__INFORMATION PROVIDED__:
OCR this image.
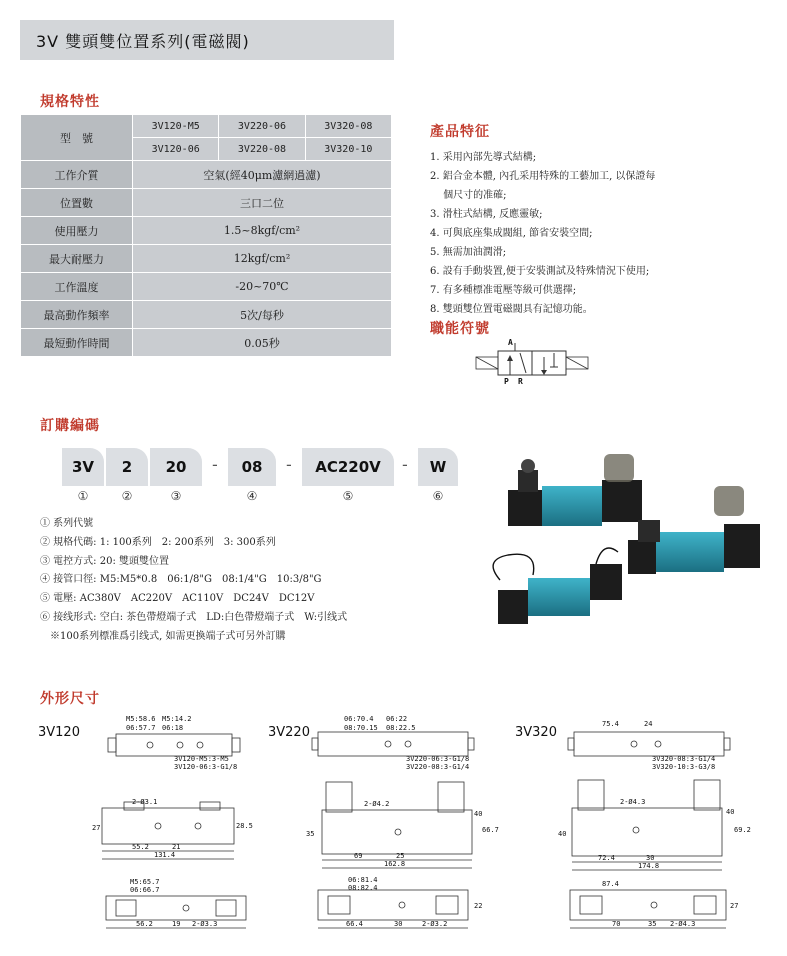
3V 雙頭雙位置系列(電磁閥)
規格特性
型　號	3V120-M5	3V220-06	3V320-08
	3V120-06	3V220-08	3V320-10
工作介質	空氣(經40μm濾網過濾)		
位置數	三口二位		
使用壓力	1.5~8kgf/cm²		
最大耐壓力	12kgf/cm²		
工作溫度	-20~70℃		
最高動作頻率	5次/每秒		
最短動作時間	0.05秒		
產品特征
1. 采用內部先導式結構;
2. 鋁合金本體, 內孔采用特殊的工藝加工, 以保證每
　 個尺寸的准確;
3. 滑柱式結構, 反應靈敏;
4. 可與底座集成閥組, 節省安裝空間;
5. 無需加油潤滑;
6. 設有手動裝置,便于安裝測試及特殊情況下使用;
7. 有多種標准電壓等級可供選擇;
8. 雙頭雙位置電磁閥具有記憶功能。
職能符號
A
P R
訂購編碼
3V	2	20	-	08	-	AC220V	-	W
①	②	③	④	⑤	⑥
① 系列代號
② 規格代碼: 1: 100系列　2: 200系列　3: 300系列
③ 電控方式: 20: 雙頭雙位置
④ 接管口徑: M5:M5*0.8　06:1/8"G　08:1/4"G　10:3/8"G
⑤ 電壓: AC380V　AC220V　AC110V　DC24V　DC12V
⑥ 接线形式: 空白: 茶色帶燈端子式　LD:白色帶燈端子式　W:引线式
　※100系列標准爲引线式, 如需更換端子式可另外訂購
外形尺寸
3V120	3V220	3V320
M5:58.6 M5:14.2
06:57.7 06:18
3V120-M5:3-M5
3V120-06:3-G1/8
2-Ø3.1
55.2	21
131.4
27	28.5
M5:65.7
06:66.7
56.2	19 2-Ø3.3
06:70.4 06:22
08:70.15 08:22.5
3V220-06:3-G1/8
3V220-08:3-G1/4
2-Ø4.2
69	25
162.8
35
40
66.7
06:81.4
08:82.4
66.4	30	2-Ø3.2
22
75.4	24
3V320-08:3-G1/4
3V320-10:3-G3/8
2-Ø4.3
72.4	30
174.8
40
40
69.2
87.4
70	35 2-Ø4.3
27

__WORK INSTRUCTIONS__: Go through the listing above and quote it exactly, apart from its images.

__TASK RESPONSE__:
OCR this image.
3V 雙頭雙位置系列(電磁閥)
規格特性
型　號	3V120-M5	3V220-06	3V320-08
	3V120-06	3V220-08	3V320-10
工作介質	空氣(經40μm濾網過濾)		
位置數	三口二位		
使用壓力	1.5~8kgf/cm²		
最大耐壓力	12kgf/cm²		
工作溫度	-20~70℃		
最高動作頻率	5次/每秒		
最短動作時間	0.05秒		
產品特征
1. 采用內部先導式結構;
2. 鋁合金本體, 內孔采用特殊的工藝加工, 以保證每
　 個尺寸的准確;
3. 滑柱式結構, 反應靈敏;
4. 可與底座集成閥組, 節省安裝空間;
5. 無需加油潤滑;
6. 設有手動裝置,便于安裝測試及特殊情況下使用;
7. 有多種標准電壓等級可供選擇;
8. 雙頭雙位置電磁閥具有記憶功能。
職能符號
A
P R
訂購編碼
3V	2	20	-	08	-	AC220V	-	W
①	②	③	④	⑤	⑥
① 系列代號
② 規格代碼: 1: 100系列　2: 200系列　3: 300系列
③ 電控方式: 20: 雙頭雙位置
④ 接管口徑: M5:M5*0.8　06:1/8"G　08:1/4"G　10:3/8"G
⑤ 電壓: AC380V　AC220V　AC110V　DC24V　DC12V
⑥ 接线形式: 空白: 茶色帶燈端子式　LD:白色帶燈端子式　W:引线式
　※100系列標准爲引线式, 如需更換端子式可另外訂購
外形尺寸
3V120	3V220	3V320
M5:58.6 M5:14.2
06:57.7 06:18
3V120-M5:3-M5
3V120-06:3-G1/8
2-Ø3.1
55.2	21
131.4
27	28.5
M5:65.7
06:66.7
56.2	19 2-Ø3.3
06:70.4 06:22
08:70.15 08:22.5
3V220-06:3-G1/8
3V220-08:3-G1/4
2-Ø4.2
69	25
162.8
35
40
66.7
06:81.4
08:82.4
66.4	30	2-Ø3.2
22
75.4	24
3V320-08:3-G1/4
3V320-10:3-G3/8
2-Ø4.3
72.4	30
174.8
40
40
69.2
87.4
70	35 2-Ø4.3
27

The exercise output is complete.